- **READING PASSAGE**:
================================

Given that emotions have evolved for good survival reasons they are not about to disappear any time soon. On an individual level we can use neurolinguistic programming to alter the language of the stories we tell ourselves to make sense of who we are so that we do not have to be trapped in emotional blockages from the past. As a child an event is traumatic because he/she lacks information or the cognitive capacity to process information. As an adult you can revisit that early event with more information so you can alter your story and no longer be negatively influenced by it. Of course, applying that technique to whole countries is not easy. However, some have tried. For example, Truth and Reconciliation commissions in Germany and South Africa have achieved a measure of national healing. Concerned commentators in Australia have suggested we also need a similar process to heal Aboriginal Colonial injustices. Although, with the defeat of the Voice recently (2023) the future doesn’t look hopeful.

Transnational NGOs like Transparency International encourage governments to increase access to the truth for its people. Journalists in Australia are currently engaged in a Right to Know campaign because whistle blower protections are under threat and FOI legislation seems to have fewer teeth. Proclaiming ‘truth to power’, more often by the left, sounds like a good idea but when that truth is contested by vested interests who use multiple avenues to prosecute that contest, other more subtle persuasions are needed to convince the arrogant teenager.

================================

- **MATERIAL**:
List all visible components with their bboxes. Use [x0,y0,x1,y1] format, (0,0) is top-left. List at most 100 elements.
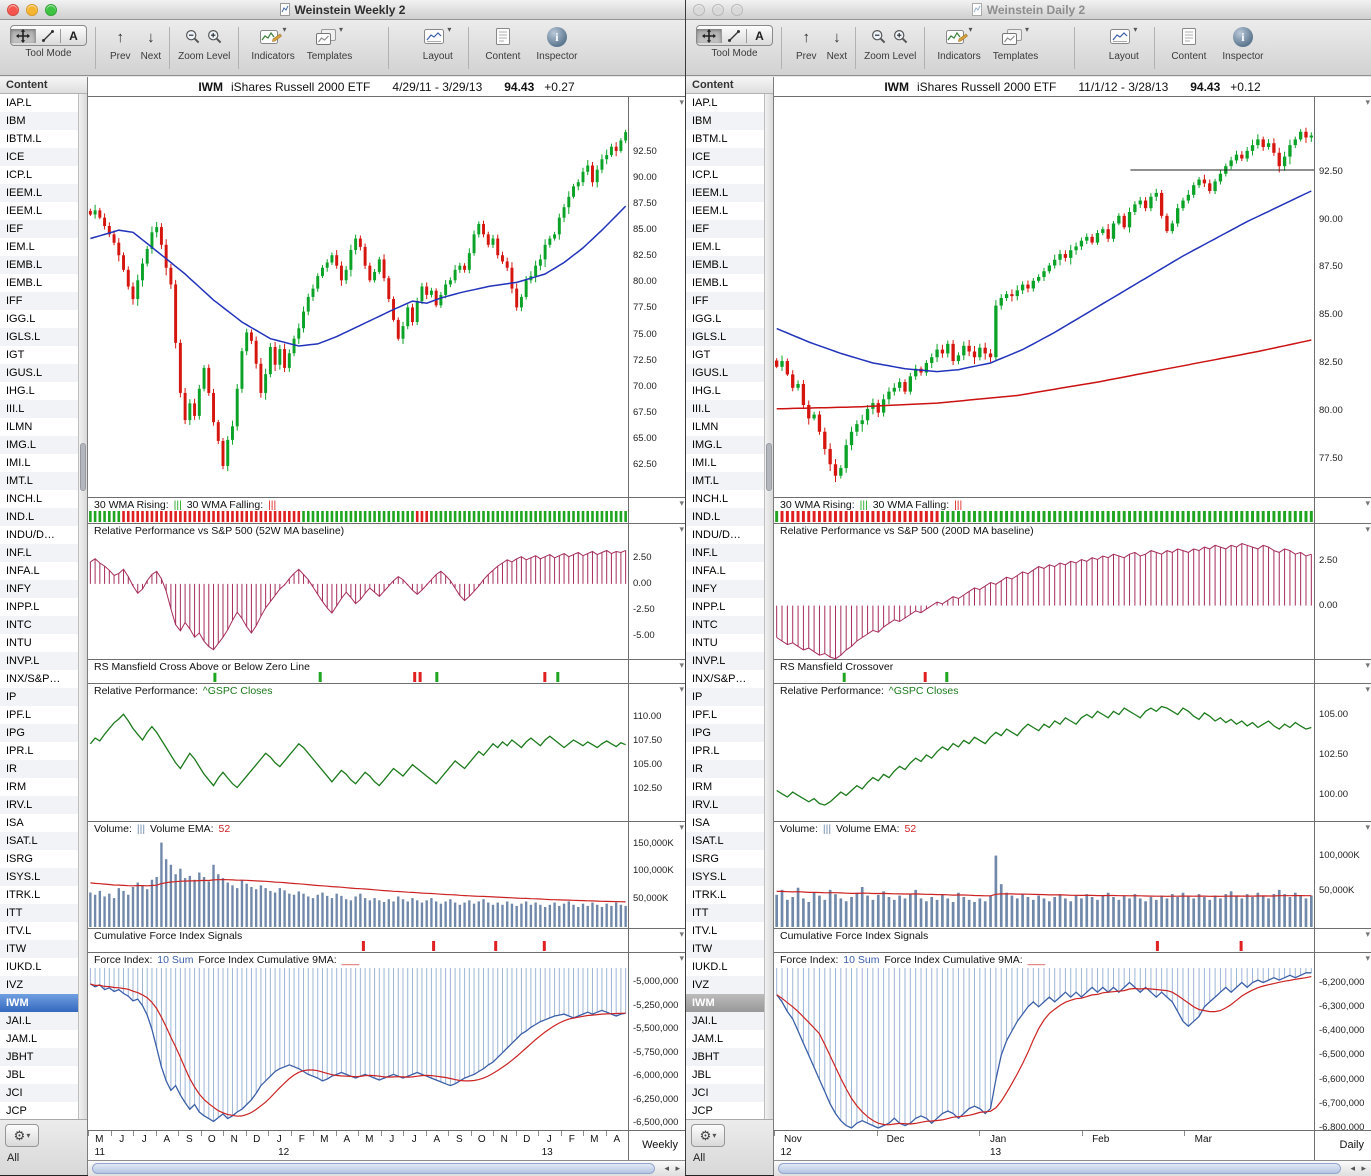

================================

- **GIVEN EXERCISE 1**: Condense the paragraph of the passage beginning "Transnational NGOs like Transparency International" into a shorter version that keeps its main facts.
- **GIVEN EXERCISE 2**: From "Transnational NGOs like" to "the arrogant teenager.", restate the passage with "campaign" swapped for "drive".
- **GIVEN EXERCISE 3**: Which countries does the passage name?
The material comes from a source other than the passage.

- **TASK OUTPUT 1**: Transnational NGOs such as Transparency International urge governments to give their people more access to the truth. Australian journalists are running a Right to Know campaign because whistle blower protections are under threat and FOI legislation seems weaker. Proclaiming 'truth to power' sounds good. However, when vested interests contest that truth through many avenues, subtler persuasion is needed to convince the arrogant teenager.

- **TASK OUTPUT 2**:
Transnational NGOs like Transparency International encourage governments to increase access to the truth for its people. Journalists in Australia are currently engaged in a Right to Know drive because whistle blower protections are under threat and FOI legislation seems to have fewer teeth. Proclaiming ‘truth to power’, more often by the left, sounds like a good idea but when that truth is contested by vested interests who use multiple avenues to prosecute that contest, other more subtle persuasions are needed to convince the arrogant teenager.

- **TASK OUTPUT 3**: Germany, South Africa, Australia